### PROBLEM
Copy out every line of the records where the string "JSON" occurs.

# start of RECORDS FOR THE EXERCISE

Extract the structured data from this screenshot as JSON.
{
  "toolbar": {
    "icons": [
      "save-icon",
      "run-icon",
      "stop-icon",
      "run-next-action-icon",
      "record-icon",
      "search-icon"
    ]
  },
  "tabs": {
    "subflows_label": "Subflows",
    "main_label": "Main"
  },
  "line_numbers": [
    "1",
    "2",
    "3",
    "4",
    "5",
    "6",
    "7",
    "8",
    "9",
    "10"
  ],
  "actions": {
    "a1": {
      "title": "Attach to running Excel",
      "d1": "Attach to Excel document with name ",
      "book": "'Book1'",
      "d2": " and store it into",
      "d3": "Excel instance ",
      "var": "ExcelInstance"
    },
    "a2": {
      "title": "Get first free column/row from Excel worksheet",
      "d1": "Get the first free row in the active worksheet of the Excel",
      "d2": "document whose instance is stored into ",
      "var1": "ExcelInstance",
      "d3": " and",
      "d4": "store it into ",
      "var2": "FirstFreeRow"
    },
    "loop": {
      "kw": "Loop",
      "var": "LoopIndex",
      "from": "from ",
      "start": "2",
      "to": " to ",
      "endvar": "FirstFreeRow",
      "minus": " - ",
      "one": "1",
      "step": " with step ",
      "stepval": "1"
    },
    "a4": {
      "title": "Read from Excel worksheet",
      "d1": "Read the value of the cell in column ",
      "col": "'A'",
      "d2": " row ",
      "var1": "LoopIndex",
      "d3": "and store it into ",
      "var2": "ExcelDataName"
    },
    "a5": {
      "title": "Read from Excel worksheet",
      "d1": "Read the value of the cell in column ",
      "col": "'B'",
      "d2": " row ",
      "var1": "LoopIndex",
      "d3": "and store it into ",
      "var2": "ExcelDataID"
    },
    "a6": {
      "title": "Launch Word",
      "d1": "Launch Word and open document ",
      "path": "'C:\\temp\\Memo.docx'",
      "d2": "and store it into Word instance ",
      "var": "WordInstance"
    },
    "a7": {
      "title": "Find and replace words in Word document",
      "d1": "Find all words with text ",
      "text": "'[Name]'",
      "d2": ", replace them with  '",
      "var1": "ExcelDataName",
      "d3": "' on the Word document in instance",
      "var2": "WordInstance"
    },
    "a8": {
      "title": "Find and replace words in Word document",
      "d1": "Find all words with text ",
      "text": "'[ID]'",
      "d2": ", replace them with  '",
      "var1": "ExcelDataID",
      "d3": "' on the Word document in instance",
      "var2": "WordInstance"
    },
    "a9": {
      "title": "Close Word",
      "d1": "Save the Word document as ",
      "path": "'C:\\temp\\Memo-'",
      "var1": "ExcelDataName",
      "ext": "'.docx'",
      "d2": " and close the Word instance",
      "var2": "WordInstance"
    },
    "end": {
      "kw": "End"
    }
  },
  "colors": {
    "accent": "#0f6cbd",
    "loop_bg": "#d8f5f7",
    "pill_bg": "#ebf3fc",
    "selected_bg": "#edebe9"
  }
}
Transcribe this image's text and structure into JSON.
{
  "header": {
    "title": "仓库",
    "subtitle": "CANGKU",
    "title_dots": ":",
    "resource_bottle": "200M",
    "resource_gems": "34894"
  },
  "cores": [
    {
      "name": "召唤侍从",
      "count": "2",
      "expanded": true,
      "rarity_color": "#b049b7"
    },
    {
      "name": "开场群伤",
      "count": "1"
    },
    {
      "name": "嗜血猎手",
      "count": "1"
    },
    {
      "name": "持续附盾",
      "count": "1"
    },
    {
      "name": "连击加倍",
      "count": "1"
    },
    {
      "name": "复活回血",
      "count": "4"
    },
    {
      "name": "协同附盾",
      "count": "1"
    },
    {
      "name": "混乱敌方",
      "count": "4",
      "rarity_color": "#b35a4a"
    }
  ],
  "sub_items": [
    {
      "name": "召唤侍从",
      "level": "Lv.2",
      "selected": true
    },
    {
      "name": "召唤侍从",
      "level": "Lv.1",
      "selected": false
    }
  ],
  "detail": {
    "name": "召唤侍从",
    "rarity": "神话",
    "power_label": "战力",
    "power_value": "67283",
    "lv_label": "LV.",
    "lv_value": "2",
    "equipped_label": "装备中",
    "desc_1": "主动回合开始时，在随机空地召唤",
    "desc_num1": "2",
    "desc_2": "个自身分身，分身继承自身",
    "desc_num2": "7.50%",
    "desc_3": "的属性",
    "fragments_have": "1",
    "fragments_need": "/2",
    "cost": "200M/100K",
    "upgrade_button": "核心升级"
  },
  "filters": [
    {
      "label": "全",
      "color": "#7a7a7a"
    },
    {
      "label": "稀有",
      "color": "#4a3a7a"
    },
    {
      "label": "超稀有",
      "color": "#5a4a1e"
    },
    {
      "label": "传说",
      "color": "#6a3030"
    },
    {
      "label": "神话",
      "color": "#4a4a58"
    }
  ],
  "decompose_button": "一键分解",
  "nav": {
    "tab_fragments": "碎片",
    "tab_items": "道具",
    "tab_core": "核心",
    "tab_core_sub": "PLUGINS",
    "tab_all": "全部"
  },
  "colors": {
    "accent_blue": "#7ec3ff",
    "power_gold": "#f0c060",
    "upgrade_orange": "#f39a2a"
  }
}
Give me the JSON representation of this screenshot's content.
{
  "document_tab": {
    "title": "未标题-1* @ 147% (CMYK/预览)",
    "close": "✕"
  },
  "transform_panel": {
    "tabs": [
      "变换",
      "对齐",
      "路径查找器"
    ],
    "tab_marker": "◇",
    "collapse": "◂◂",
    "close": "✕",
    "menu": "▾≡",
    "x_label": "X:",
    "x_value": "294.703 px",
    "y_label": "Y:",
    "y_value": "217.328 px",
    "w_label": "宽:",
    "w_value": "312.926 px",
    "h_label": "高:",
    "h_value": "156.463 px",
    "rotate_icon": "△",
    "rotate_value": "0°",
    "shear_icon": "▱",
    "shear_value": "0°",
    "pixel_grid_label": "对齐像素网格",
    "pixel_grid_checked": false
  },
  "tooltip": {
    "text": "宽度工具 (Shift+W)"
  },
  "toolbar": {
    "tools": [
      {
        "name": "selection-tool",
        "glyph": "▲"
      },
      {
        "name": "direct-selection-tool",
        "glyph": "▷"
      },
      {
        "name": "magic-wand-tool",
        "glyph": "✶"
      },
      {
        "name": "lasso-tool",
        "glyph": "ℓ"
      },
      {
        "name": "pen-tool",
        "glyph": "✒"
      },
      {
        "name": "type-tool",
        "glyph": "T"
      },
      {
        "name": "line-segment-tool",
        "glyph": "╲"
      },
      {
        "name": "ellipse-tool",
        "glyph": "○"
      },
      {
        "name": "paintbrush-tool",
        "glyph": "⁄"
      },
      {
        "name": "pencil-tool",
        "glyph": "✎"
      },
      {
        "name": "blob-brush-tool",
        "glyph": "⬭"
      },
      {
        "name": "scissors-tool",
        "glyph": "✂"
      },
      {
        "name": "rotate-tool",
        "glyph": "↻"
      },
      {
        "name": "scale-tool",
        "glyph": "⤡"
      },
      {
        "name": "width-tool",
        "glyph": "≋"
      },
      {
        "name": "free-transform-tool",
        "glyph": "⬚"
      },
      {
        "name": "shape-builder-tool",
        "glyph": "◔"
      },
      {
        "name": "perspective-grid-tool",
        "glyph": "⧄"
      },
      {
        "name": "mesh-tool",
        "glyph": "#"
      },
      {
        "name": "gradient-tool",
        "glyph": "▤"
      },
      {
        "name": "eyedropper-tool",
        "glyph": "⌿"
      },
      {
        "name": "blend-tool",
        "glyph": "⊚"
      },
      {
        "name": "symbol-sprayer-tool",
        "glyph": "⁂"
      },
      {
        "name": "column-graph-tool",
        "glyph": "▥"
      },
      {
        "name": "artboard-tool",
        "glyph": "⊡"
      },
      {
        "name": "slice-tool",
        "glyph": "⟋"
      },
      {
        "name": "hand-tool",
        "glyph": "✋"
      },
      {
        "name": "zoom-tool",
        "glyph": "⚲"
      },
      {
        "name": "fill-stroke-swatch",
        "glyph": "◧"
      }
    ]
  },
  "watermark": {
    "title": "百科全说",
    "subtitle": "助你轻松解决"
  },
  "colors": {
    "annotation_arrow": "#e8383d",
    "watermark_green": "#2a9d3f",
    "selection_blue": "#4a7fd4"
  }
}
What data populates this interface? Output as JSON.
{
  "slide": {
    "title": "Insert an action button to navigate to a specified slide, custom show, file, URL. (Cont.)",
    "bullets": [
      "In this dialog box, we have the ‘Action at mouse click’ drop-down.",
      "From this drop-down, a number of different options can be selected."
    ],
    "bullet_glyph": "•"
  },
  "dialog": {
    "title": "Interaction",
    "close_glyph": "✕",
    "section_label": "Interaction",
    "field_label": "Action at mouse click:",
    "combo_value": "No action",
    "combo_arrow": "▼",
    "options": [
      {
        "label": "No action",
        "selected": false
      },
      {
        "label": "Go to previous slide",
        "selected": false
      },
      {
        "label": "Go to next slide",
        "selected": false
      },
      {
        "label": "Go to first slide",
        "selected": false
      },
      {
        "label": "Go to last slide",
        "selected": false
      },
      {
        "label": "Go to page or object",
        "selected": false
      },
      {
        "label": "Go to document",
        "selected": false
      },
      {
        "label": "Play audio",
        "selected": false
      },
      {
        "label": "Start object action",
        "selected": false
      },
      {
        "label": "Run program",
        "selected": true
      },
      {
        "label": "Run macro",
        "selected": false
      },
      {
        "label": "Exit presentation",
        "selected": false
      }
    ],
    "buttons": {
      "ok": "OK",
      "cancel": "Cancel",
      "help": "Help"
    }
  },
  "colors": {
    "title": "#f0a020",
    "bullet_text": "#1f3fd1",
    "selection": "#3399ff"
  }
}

# end of RECORDS FOR THE EXERCISE

### SOLUTION TO THE PROBLEM
Extract the structured data from this screenshot as JSON.
Transcribe this image's text and structure into JSON.
Give me the JSON representation of this screenshot's content.
What data populates this interface? Output as JSON.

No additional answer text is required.